* [Exercise brief]
In the entries below, find every line with "females" and copy it.

* [Excerpted data]
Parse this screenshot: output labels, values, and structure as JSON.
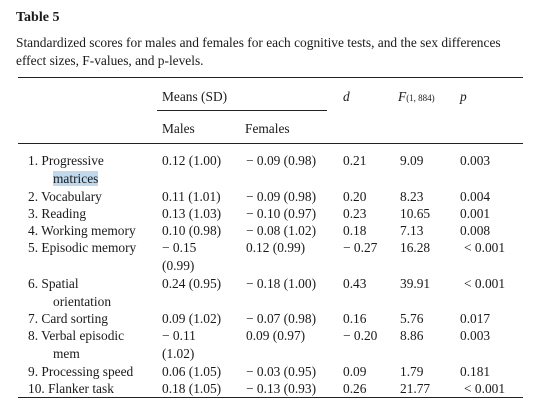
{
  "table": {
    "label": "Table 5",
    "caption_line1": "Standardized scores for males and females for each cognitive tests, and the sex differences",
    "caption_line2": "effect sizes, F-values, and p-levels.",
    "headers": {
      "means": "Means (SD)",
      "d": "d",
      "f_main": "F",
      "f_sub": "(1, 884)",
      "p": "p",
      "males": "Males",
      "females": "Females"
    },
    "rows": [
      {
        "test_line1": "1. Progressive",
        "test_line2": "matrices",
        "test_line2_highlighted": true,
        "males_line1": "0.12 (1.00)",
        "males_line2": "",
        "females": "− 0.09 (0.98)",
        "d": "0.21",
        "f": "9.09",
        "p": "0.003"
      },
      {
        "test_line1": "2. Vocabulary",
        "test_line2": "",
        "males_line1": "0.11 (1.01)",
        "males_line2": "",
        "females": "− 0.09 (0.98)",
        "d": "0.20",
        "f": "8.23",
        "p": "0.004"
      },
      {
        "test_line1": "3. Reading",
        "test_line2": "",
        "males_line1": "0.13 (1.03)",
        "males_line2": "",
        "females": "− 0.10 (0.97)",
        "d": "0.23",
        "f": "10.65",
        "p": "0.001"
      },
      {
        "test_line1": "4. Working memory",
        "test_line2": "",
        "males_line1": "0.10 (0.98)",
        "males_line2": "",
        "females": "− 0.08 (1.02)",
        "d": "0.18",
        "f": "7.13",
        "p": "0.008"
      },
      {
        "test_line1": "5. Episodic memory",
        "test_line2": "",
        "males_line1": "− 0.15",
        "males_line2": "(0.99)",
        "females": "0.12 (0.99)",
        "d": "− 0.27",
        "f": "16.28",
        "p": "< 0.001"
      },
      {
        "test_line1": "6. Spatial",
        "test_line2": "orientation",
        "males_line1": "0.24 (0.95)",
        "males_line2": "",
        "females": "− 0.18 (1.00)",
        "d": "0.43",
        "f": "39.91",
        "p": "< 0.001"
      },
      {
        "test_line1": "7. Card sorting",
        "test_line2": "",
        "males_line1": "0.09 (1.02)",
        "males_line2": "",
        "females": "− 0.07 (0.98)",
        "d": "0.16",
        "f": "5.76",
        "p": "0.017"
      },
      {
        "test_line1": "8. Verbal episodic",
        "test_line2": "mem",
        "males_line1": "− 0.11",
        "males_line2": "(1.02)",
        "females": "0.09 (0.97)",
        "d": "− 0.20",
        "f": "8.86",
        "p": "0.003"
      },
      {
        "test_line1": "9. Processing speed",
        "test_line2": "",
        "males_line1": "0.06 (1.05)",
        "males_line2": "",
        "females": "− 0.03 (0.95)",
        "d": "0.09",
        "f": "1.79",
        "p": "0.181"
      },
      {
        "test_line1": "10. Flanker task",
        "test_line2": "",
        "males_line1": "0.18 (1.05)",
        "males_line2": "",
        "females": "− 0.13 (0.93)",
        "d": "0.26",
        "f": "21.77",
        "p": "< 0.001"
      }
    ]
  }
}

* [Reply to the exercise]
    "caption_line1": "Standardized scores for males and females for each cognitive tests, and the sex differences",
      "females": "Females"
        "females": "− 0.09 (0.98)",
        "females": "− 0.09 (0.98)",
        "females": "− 0.10 (0.97)",
        "females": "− 0.08 (1.02)",
        "females": "0.12 (0.99)",
        "females": "− 0.18 (1.00)",
        "females": "− 0.07 (0.98)",
        "females": "0.09 (0.97)",
        "females": "− 0.03 (0.95)",
        "females": "− 0.13 (0.93)",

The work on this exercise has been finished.